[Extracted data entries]
####################
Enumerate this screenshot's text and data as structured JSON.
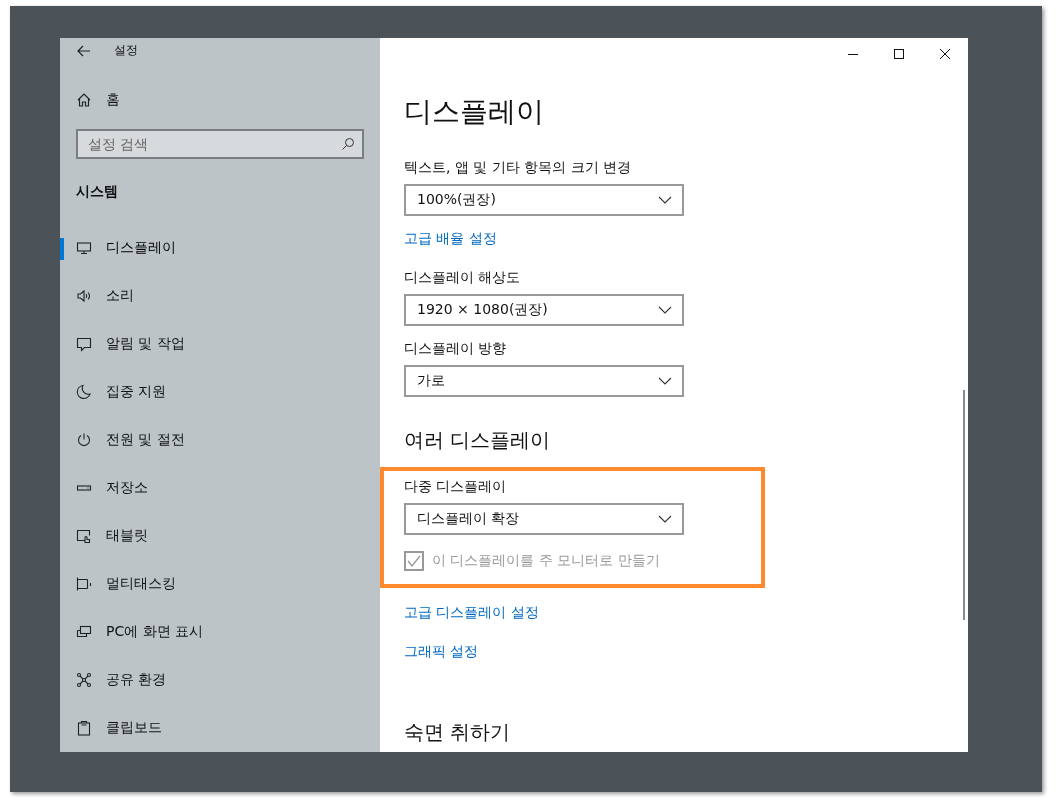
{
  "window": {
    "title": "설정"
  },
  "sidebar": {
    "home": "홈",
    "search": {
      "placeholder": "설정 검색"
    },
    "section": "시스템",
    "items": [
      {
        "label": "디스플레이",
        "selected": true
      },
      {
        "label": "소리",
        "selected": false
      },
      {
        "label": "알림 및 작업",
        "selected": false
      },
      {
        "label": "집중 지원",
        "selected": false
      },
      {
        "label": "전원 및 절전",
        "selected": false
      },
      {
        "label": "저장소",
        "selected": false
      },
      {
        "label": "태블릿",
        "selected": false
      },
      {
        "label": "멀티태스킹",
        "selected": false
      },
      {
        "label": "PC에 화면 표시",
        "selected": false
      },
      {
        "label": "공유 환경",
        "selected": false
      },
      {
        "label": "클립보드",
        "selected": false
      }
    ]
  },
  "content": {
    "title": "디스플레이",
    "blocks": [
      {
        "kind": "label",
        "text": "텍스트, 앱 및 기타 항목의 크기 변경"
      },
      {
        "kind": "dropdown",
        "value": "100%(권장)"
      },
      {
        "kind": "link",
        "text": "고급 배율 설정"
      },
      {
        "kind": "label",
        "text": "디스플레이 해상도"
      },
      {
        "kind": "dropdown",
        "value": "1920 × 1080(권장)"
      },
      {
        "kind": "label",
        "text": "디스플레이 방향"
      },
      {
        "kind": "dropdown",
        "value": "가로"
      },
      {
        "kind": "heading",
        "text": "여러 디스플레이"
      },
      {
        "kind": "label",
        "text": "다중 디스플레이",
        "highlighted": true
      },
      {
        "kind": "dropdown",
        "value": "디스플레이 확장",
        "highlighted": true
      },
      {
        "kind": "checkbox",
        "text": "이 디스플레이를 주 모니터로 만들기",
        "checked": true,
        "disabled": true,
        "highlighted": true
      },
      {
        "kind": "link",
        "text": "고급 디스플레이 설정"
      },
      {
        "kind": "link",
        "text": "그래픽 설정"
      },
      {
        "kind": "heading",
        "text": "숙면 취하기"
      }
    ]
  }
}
####################
(The task)
Copy every line of the records above that contains "text".

(Complete output)
Enumerate this screenshot's text and data as structured JSON.
        "text": "텍스트, 앱 및 기타 항목의 크기 변경"
        "text": "고급 배율 설정"
        "text": "디스플레이 해상도"
        "text": "디스플레이 방향"
        "text": "여러 디스플레이"
        "text": "다중 디스플레이",
        "text": "이 디스플레이를 주 모니터로 만들기",
        "text": "고급 디스플레이 설정"
        "text": "그래픽 설정"
        "text": "숙면 취하기"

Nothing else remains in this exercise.